=== WHAT YOU NEED TO DO ===
All of the material should be reproduced exactly, with pictures left out.

=== DATA LINES ===
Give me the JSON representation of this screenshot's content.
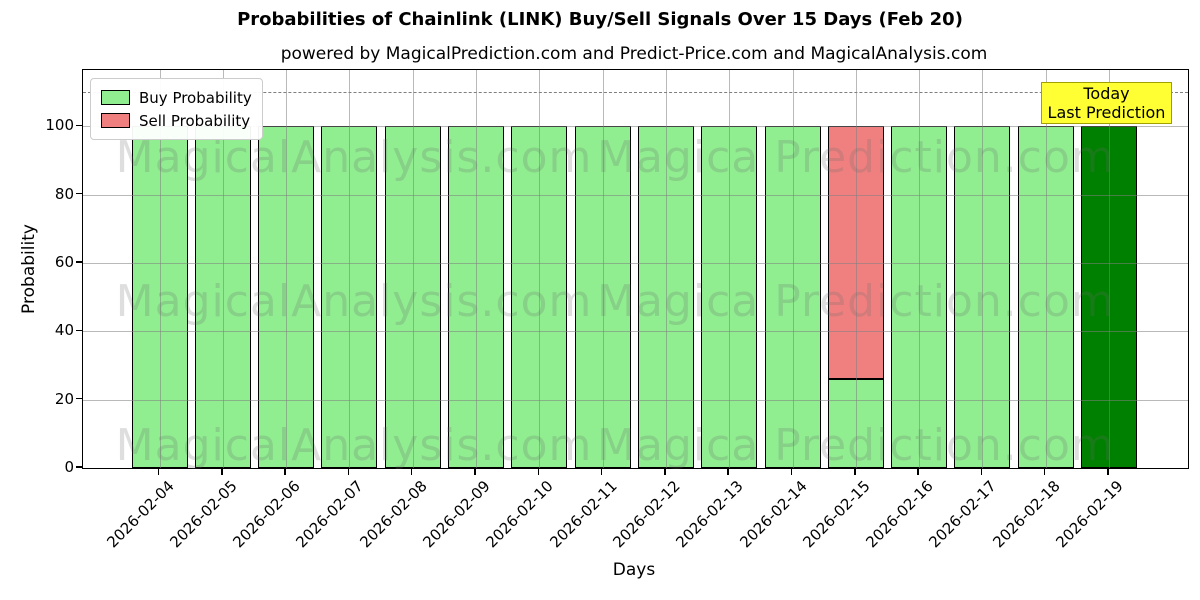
{
  "chart_data": {
    "type": "bar",
    "stacked": true,
    "title": "Probabilities of Chainlink (LINK) Buy/Sell Signals Over 15 Days (Feb 20)",
    "subtitle": "powered by MagicalPrediction.com and Predict-Price.com and MagicalAnalysis.com",
    "xlabel": "Days",
    "ylabel": "Probability",
    "categories": [
      "2026-02-04",
      "2026-02-05",
      "2026-02-06",
      "2026-02-07",
      "2026-02-08",
      "2026-02-09",
      "2026-02-10",
      "2026-02-11",
      "2026-02-12",
      "2026-02-13",
      "2026-02-14",
      "2026-02-15",
      "2026-02-16",
      "2026-02-17",
      "2026-02-18",
      "2026-02-19"
    ],
    "series": [
      {
        "name": "Buy Probability",
        "color": "#90EE90",
        "values": [
          100,
          100,
          100,
          100,
          100,
          100,
          100,
          100,
          100,
          100,
          100,
          26,
          100,
          100,
          100,
          100
        ]
      },
      {
        "name": "Sell Probability",
        "color": "#F08080",
        "values": [
          0,
          0,
          0,
          0,
          0,
          0,
          0,
          0,
          0,
          0,
          0,
          74,
          0,
          0,
          0,
          0
        ]
      }
    ],
    "today_index": 15,
    "today_color": "#008000",
    "bar_edge_color": "#000000",
    "yticks": [
      0,
      20,
      40,
      60,
      80,
      100
    ],
    "ylim": [
      0,
      116.5
    ],
    "dashed_line_y": 110,
    "grid": true,
    "legend_position": "upper-left"
  },
  "legend": {
    "items": [
      {
        "label": "Buy Probability",
        "color": "#90EE90"
      },
      {
        "label": "Sell Probability",
        "color": "#F08080"
      }
    ]
  },
  "annotation": {
    "line1": "Today",
    "line2": "Last Prediction",
    "bg_color": "#FFFF33",
    "border_color": "#A0A000"
  },
  "watermarks": {
    "left": "MagicalAnalysis.com",
    "right": "Magica Prediction.com"
  }
}
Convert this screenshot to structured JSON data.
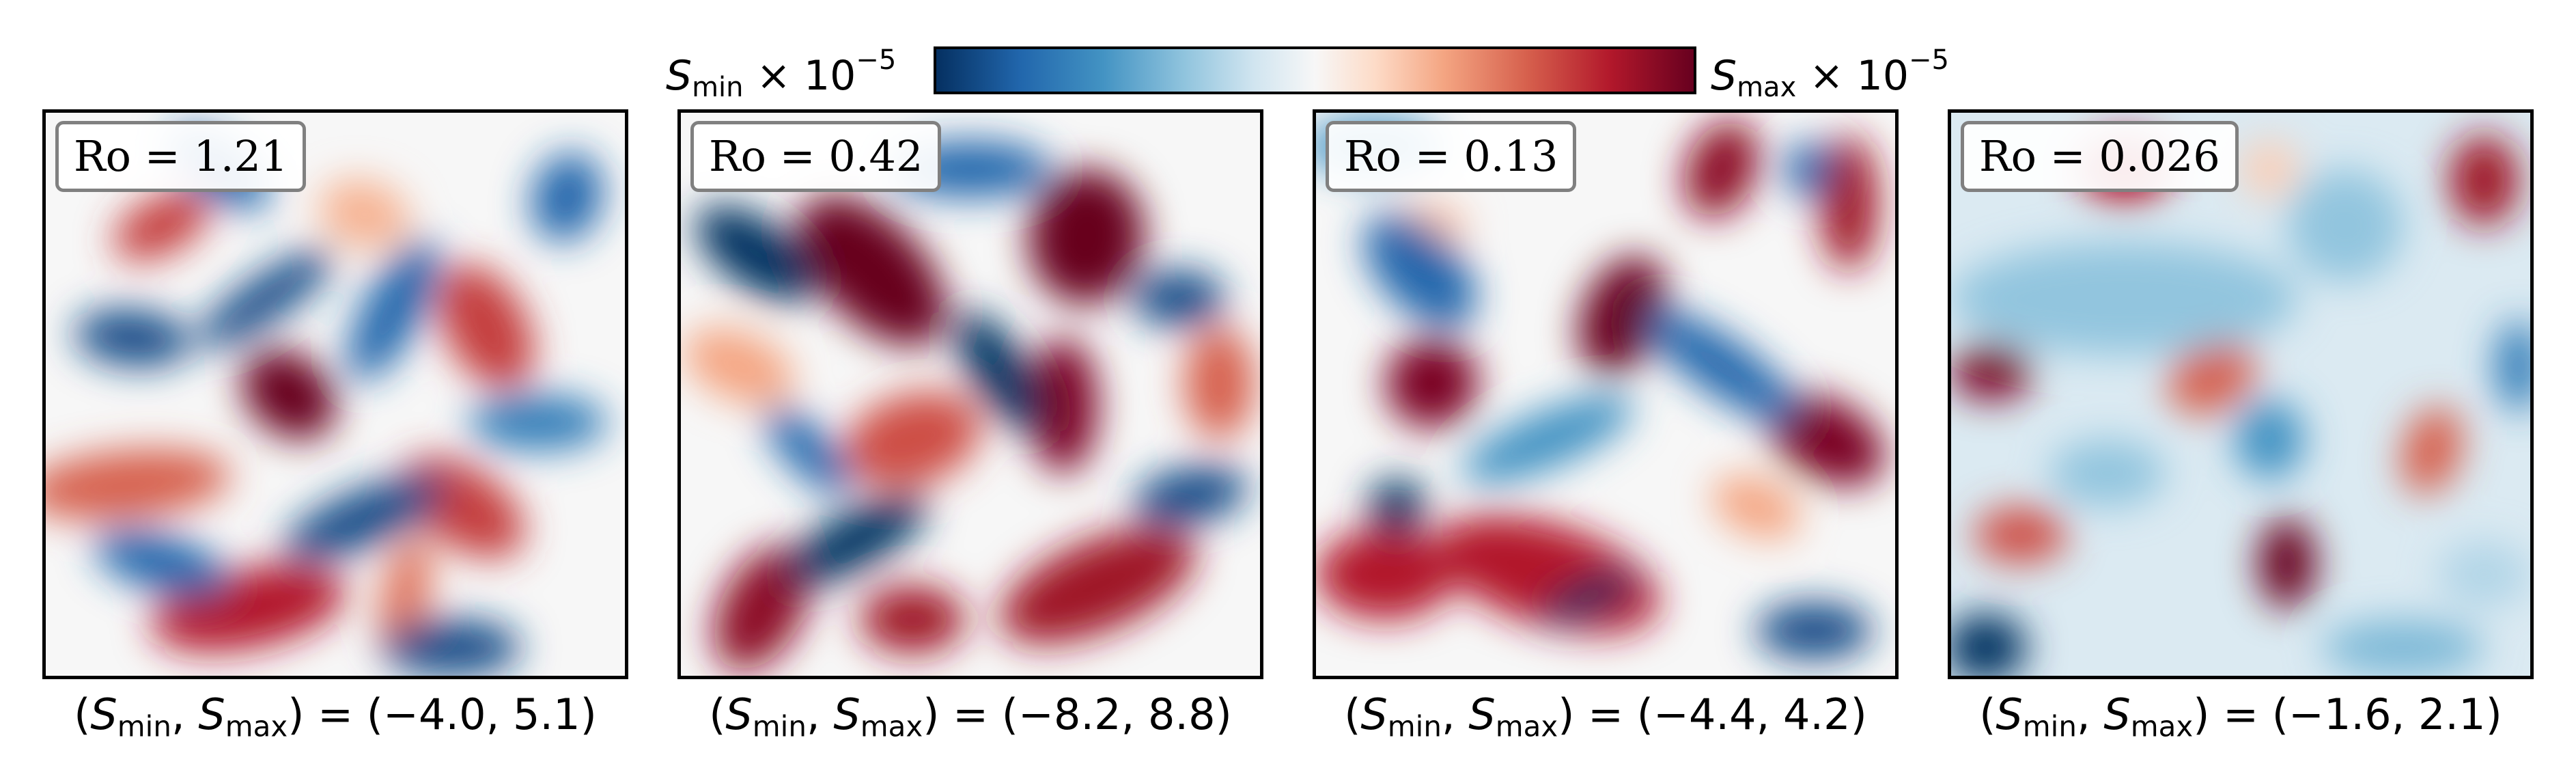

=== IN RESPONSE ===
Give me the JSON representation of this screenshot's content.
{
  "chart_data": {
    "type": "bar",
    "stacked": true,
    "title": "Probabilities of Chainlink (LINK) Buy/Sell Signals Over 15 Days (Feb 20)",
    "subtitle": "powered by MagicalPrediction.com and Predict-Price.com and MagicalAnalysis.com",
    "xlabel": "Days",
    "ylabel": "Probability",
    "categories": [
      "2026-02-04",
      "2026-02-05",
      "2026-02-06",
      "2026-02-07",
      "2026-02-08",
      "2026-02-09",
      "2026-02-10",
      "2026-02-11",
      "2026-02-12",
      "2026-02-13",
      "2026-02-14",
      "2026-02-15",
      "2026-02-16",
      "2026-02-17",
      "2026-02-18",
      "2026-02-19"
    ],
    "series": [
      {
        "name": "Buy Probability",
        "color": "#90EE90",
        "values": [
          100,
          100,
          100,
          100,
          100,
          100,
          100,
          100,
          100,
          100,
          100,
          26,
          100,
          100,
          100,
          100
        ]
      },
      {
        "name": "Sell Probability",
        "color": "#F08080",
        "values": [
          0,
          0,
          0,
          0,
          0,
          0,
          0,
          0,
          0,
          0,
          0,
          74,
          0,
          0,
          0,
          0
        ]
      }
    ],
    "today_index": 15,
    "today_color": "#008000",
    "bar_edge_color": "#000000",
    "yticks": [
      0,
      20,
      40,
      60,
      80,
      100
    ],
    "ylim": [
      0,
      116.5
    ],
    "dashed_line_y": 110,
    "grid": true,
    "legend_position": "upper-left"
  },
  "legend": {
    "items": [
      {
        "label": "Buy Probability",
        "color": "#90EE90"
      },
      {
        "label": "Sell Probability",
        "color": "#F08080"
      }
    ]
  },
  "annotation": {
    "line1": "Today",
    "line2": "Last Prediction",
    "bg_color": "#FFFF33",
    "border_color": "#A0A000"
  },
  "watermarks": {
    "left": "MagicalAnalysis.com",
    "right": "Magica Prediction.com"
  }
}
Convert this screenshot to structured JSON data.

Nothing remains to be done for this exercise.